▶ [Extracted data entries]:
--
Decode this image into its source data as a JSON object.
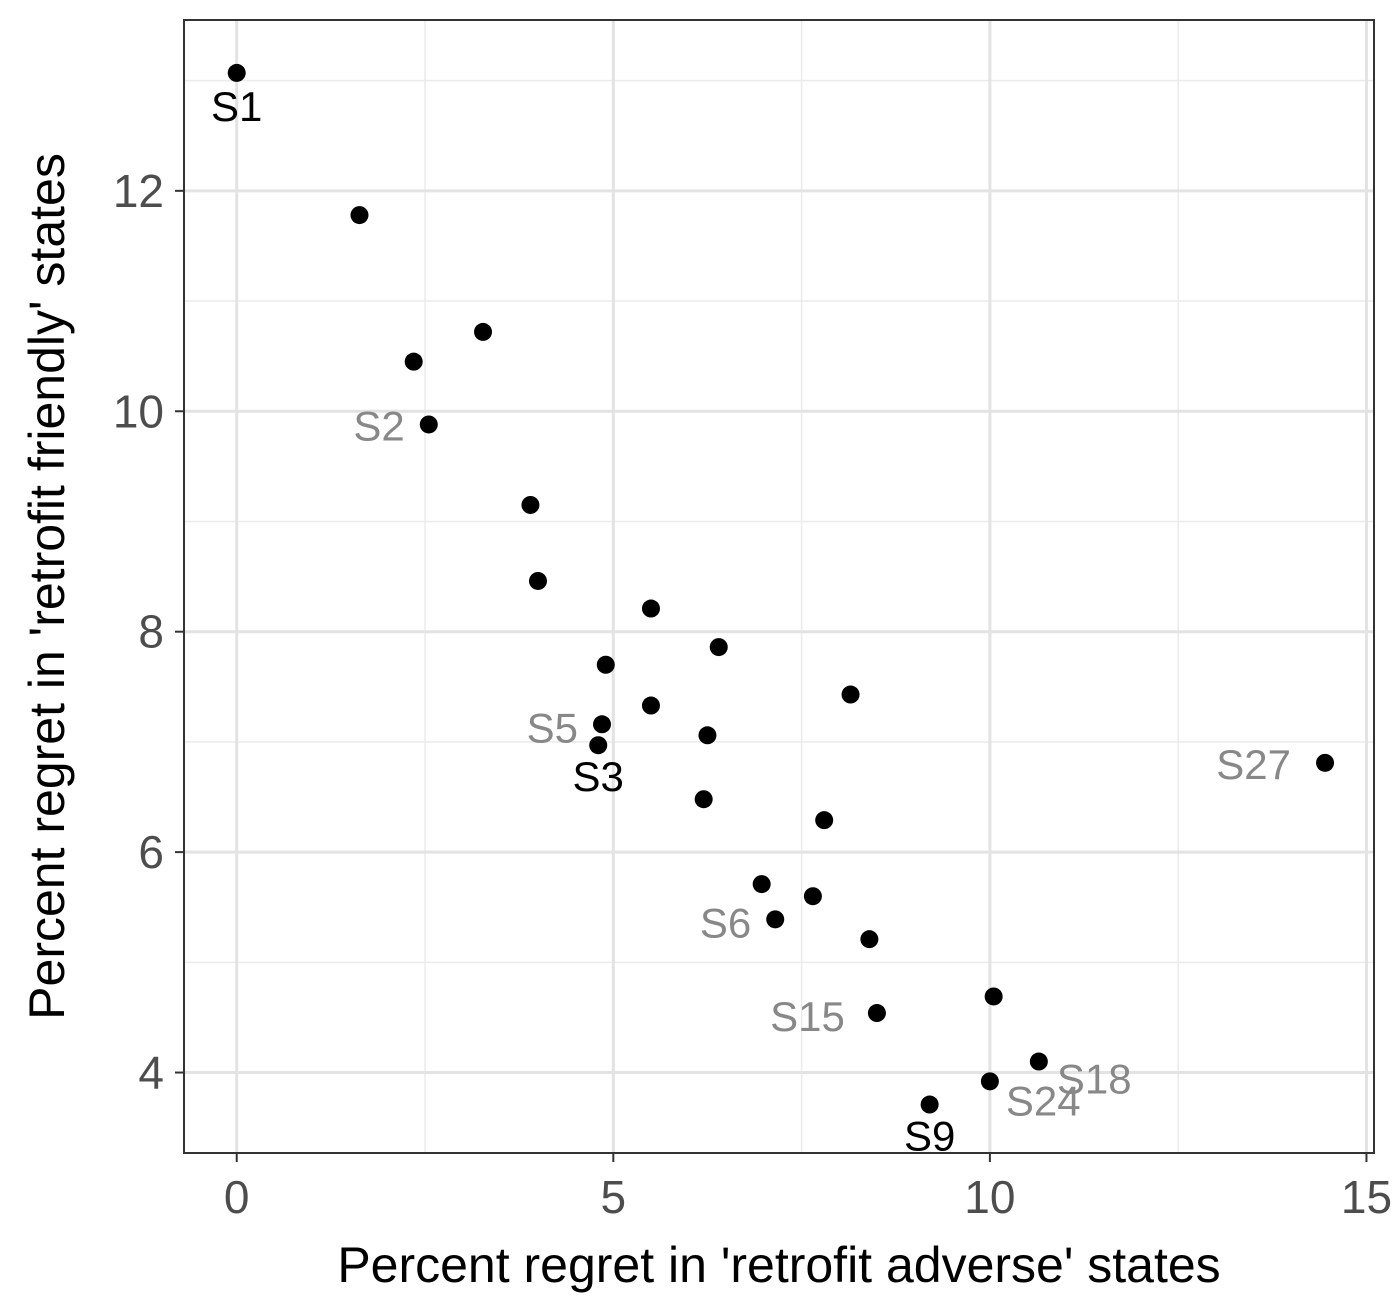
{
  "chart_data": {
    "type": "scatter",
    "title": "",
    "xlabel": "Percent regret in 'retrofit adverse' states",
    "ylabel": "Percent regret in 'retrofit friendly' states",
    "xlim": [
      -0.7,
      15.1
    ],
    "ylim": [
      3.27,
      13.55
    ],
    "x_ticks": [
      0,
      5,
      10,
      15
    ],
    "y_ticks": [
      4,
      6,
      8,
      10,
      12
    ],
    "grid": true,
    "theme": "white background with light gray major and minor gridlines, dark panel border",
    "point_color": "#000000",
    "label_colors": {
      "highlight": "#000000",
      "muted": "#888888"
    },
    "points": [
      {
        "x": 0.0,
        "y": 13.07,
        "label": "S1",
        "label_style": "highlight"
      },
      {
        "x": 1.63,
        "y": 11.78
      },
      {
        "x": 2.35,
        "y": 10.45
      },
      {
        "x": 2.55,
        "y": 9.88,
        "label": "S2",
        "label_style": "muted"
      },
      {
        "x": 3.27,
        "y": 10.72
      },
      {
        "x": 3.9,
        "y": 9.15
      },
      {
        "x": 4.0,
        "y": 8.46
      },
      {
        "x": 4.85,
        "y": 7.16,
        "label": "S5",
        "label_style": "muted"
      },
      {
        "x": 4.8,
        "y": 6.97,
        "label": "S3",
        "label_style": "highlight"
      },
      {
        "x": 4.9,
        "y": 7.7
      },
      {
        "x": 5.5,
        "y": 8.21
      },
      {
        "x": 5.5,
        "y": 7.33
      },
      {
        "x": 6.4,
        "y": 7.86
      },
      {
        "x": 6.25,
        "y": 7.06
      },
      {
        "x": 6.2,
        "y": 6.48
      },
      {
        "x": 7.8,
        "y": 6.29
      },
      {
        "x": 8.15,
        "y": 7.43
      },
      {
        "x": 6.97,
        "y": 5.71
      },
      {
        "x": 7.15,
        "y": 5.39,
        "label": "S6",
        "label_style": "muted"
      },
      {
        "x": 7.65,
        "y": 5.6
      },
      {
        "x": 8.4,
        "y": 5.21
      },
      {
        "x": 8.5,
        "y": 4.54,
        "label": "S15",
        "label_style": "muted"
      },
      {
        "x": 10.05,
        "y": 4.69
      },
      {
        "x": 10.65,
        "y": 4.1,
        "label": "S18",
        "label_style": "muted"
      },
      {
        "x": 10.0,
        "y": 3.92,
        "label": "S24",
        "label_style": "muted"
      },
      {
        "x": 9.2,
        "y": 3.71,
        "label": "S9",
        "label_style": "highlight"
      },
      {
        "x": 14.45,
        "y": 6.81,
        "label": "S27",
        "label_style": "muted"
      }
    ]
  }
}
--
▶ [PROBLEM TO WORK ON]: Your job is to transcribe the entries above exactly; skip the pictures.

▶ [SOLVED EXERCISE]:
Decode this image into its source data as a JSON object.
{
  "chart_data": {
    "type": "scatter",
    "title": "",
    "xlabel": "Percent regret in 'retrofit adverse' states",
    "ylabel": "Percent regret in 'retrofit friendly' states",
    "xlim": [
      -0.7,
      15.1
    ],
    "ylim": [
      3.27,
      13.55
    ],
    "x_ticks": [
      0,
      5,
      10,
      15
    ],
    "y_ticks": [
      4,
      6,
      8,
      10,
      12
    ],
    "grid": true,
    "theme": "white background with light gray major and minor gridlines, dark panel border",
    "point_color": "#000000",
    "label_colors": {
      "highlight": "#000000",
      "muted": "#888888"
    },
    "points": [
      {
        "x": 0.0,
        "y": 13.07,
        "label": "S1",
        "label_style": "highlight"
      },
      {
        "x": 1.63,
        "y": 11.78
      },
      {
        "x": 2.35,
        "y": 10.45
      },
      {
        "x": 2.55,
        "y": 9.88,
        "label": "S2",
        "label_style": "muted"
      },
      {
        "x": 3.27,
        "y": 10.72
      },
      {
        "x": 3.9,
        "y": 9.15
      },
      {
        "x": 4.0,
        "y": 8.46
      },
      {
        "x": 4.85,
        "y": 7.16,
        "label": "S5",
        "label_style": "muted"
      },
      {
        "x": 4.8,
        "y": 6.97,
        "label": "S3",
        "label_style": "highlight"
      },
      {
        "x": 4.9,
        "y": 7.7
      },
      {
        "x": 5.5,
        "y": 8.21
      },
      {
        "x": 5.5,
        "y": 7.33
      },
      {
        "x": 6.4,
        "y": 7.86
      },
      {
        "x": 6.25,
        "y": 7.06
      },
      {
        "x": 6.2,
        "y": 6.48
      },
      {
        "x": 7.8,
        "y": 6.29
      },
      {
        "x": 8.15,
        "y": 7.43
      },
      {
        "x": 6.97,
        "y": 5.71
      },
      {
        "x": 7.15,
        "y": 5.39,
        "label": "S6",
        "label_style": "muted"
      },
      {
        "x": 7.65,
        "y": 5.6
      },
      {
        "x": 8.4,
        "y": 5.21
      },
      {
        "x": 8.5,
        "y": 4.54,
        "label": "S15",
        "label_style": "muted"
      },
      {
        "x": 10.05,
        "y": 4.69
      },
      {
        "x": 10.65,
        "y": 4.1,
        "label": "S18",
        "label_style": "muted"
      },
      {
        "x": 10.0,
        "y": 3.92,
        "label": "S24",
        "label_style": "muted"
      },
      {
        "x": 9.2,
        "y": 3.71,
        "label": "S9",
        "label_style": "highlight"
      },
      {
        "x": 14.45,
        "y": 6.81,
        "label": "S27",
        "label_style": "muted"
      }
    ]
  }
}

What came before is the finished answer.